- EXERCISE PROMPT
Restate the records below word for word, and omit the images they hold.

===== AVAILABLE RECORDS

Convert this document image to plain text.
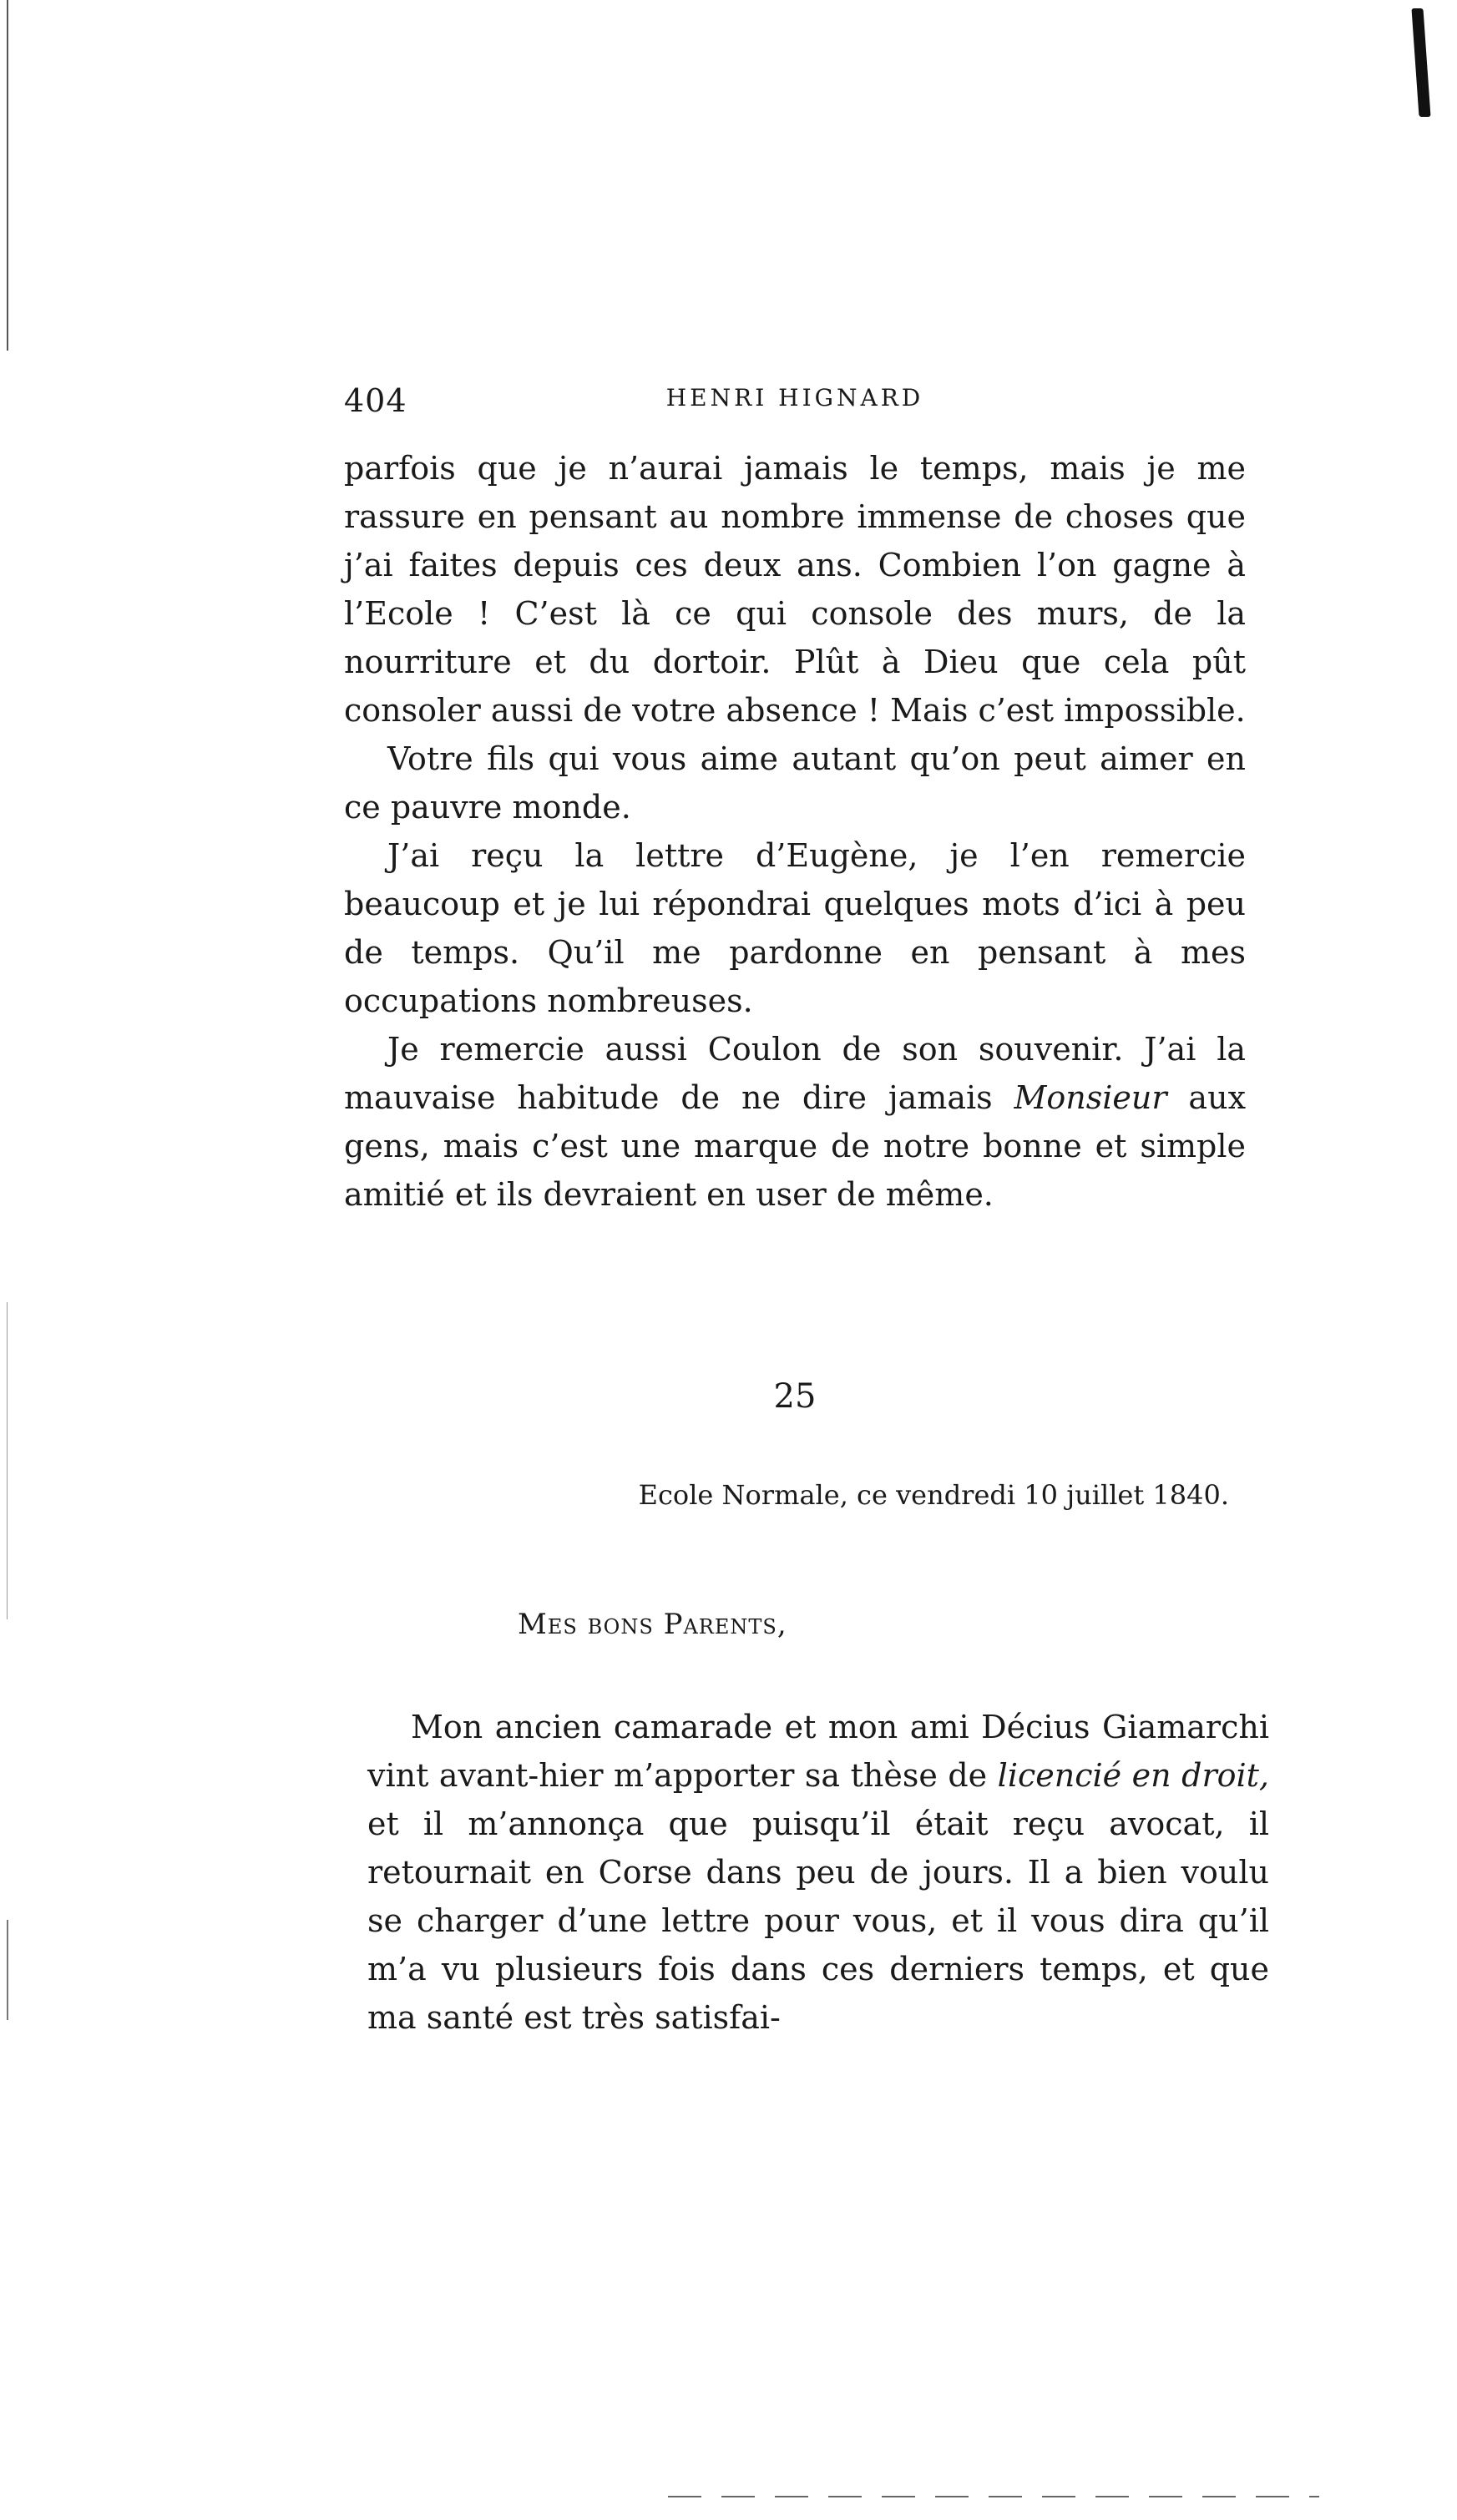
404	HENRI HIGNARD

parfois que je n’aurai jamais le temps, mais je me rassure en pensant au nombre immense de choses que j’ai faites depuis ces deux ans. Combien l’on gagne à l’Ecole ! C’est là ce qui console des murs, de la nourriture et du dortoir. Plût à Dieu que cela pût consoler aussi de votre absence ! Mais c’est impossible.

Votre fils qui vous aime autant qu’on peut aimer en ce pauvre monde.

J’ai reçu la lettre d’Eugène, je l’en remercie beaucoup et je lui répondrai quelques mots d’ici à peu de temps. Qu’il me pardonne en pensant à mes occupations nombreuses.

Je remercie aussi Coulon de son souvenir. J’ai la mauvaise habitude de ne dire jamais Monsieur aux gens, mais c’est une marque de notre bonne et simple amitié et ils devraient en user de même.

25
Ecole Normale, ce vendredi 10 juillet 1840.
Mes bons Parents,

Mon ancien camarade et mon ami Décius Giamarchi vint avant-hier m’apporter sa thèse de licencié en droit, et il m’annonça que puisqu’il était reçu avocat, il retournait en Corse dans peu de jours. Il a bien voulu se charger d’une lettre pour vous, et il vous dira qu’il m’a vu plusieurs fois dans ces derniers temps, et que ma santé est très satisfai-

==========

- RESULT OF THE TASK
Convert this document image to plain text.
404	HENRI HIGNARD

parfois que je n’aurai jamais le temps, mais je me rassure en pensant au nombre immense de choses que j’ai faites depuis ces deux ans. Combien l’on gagne à l’Ecole ! C’est là ce qui console des murs, de la nourriture et du dortoir. Plût à Dieu que cela pût consoler aussi de votre absence ! Mais c’est impossible.

Votre fils qui vous aime autant qu’on peut aimer en ce pauvre monde.

J’ai reçu la lettre d’Eugène, je l’en remercie beaucoup et je lui répondrai quelques mots d’ici à peu de temps. Qu’il me pardonne en pensant à mes occupations nombreuses.

Je remercie aussi Coulon de son souvenir. J’ai la mauvaise habitude de ne dire jamais Monsieur aux gens, mais c’est une marque de notre bonne et simple amitié et ils devraient en user de même.

25
Ecole Normale, ce vendredi 10 juillet 1840.
Mes bons Parents,

Mon ancien camarade et mon ami Décius Giamarchi vint avant-hier m’apporter sa thèse de licencié en droit, et il m’annonça que puisqu’il était reçu avocat, il retournait en Corse dans peu de jours. Il a bien voulu se charger d’une lettre pour vous, et il vous dira qu’il m’a vu plusieurs fois dans ces derniers temps, et que ma santé est très satisfai-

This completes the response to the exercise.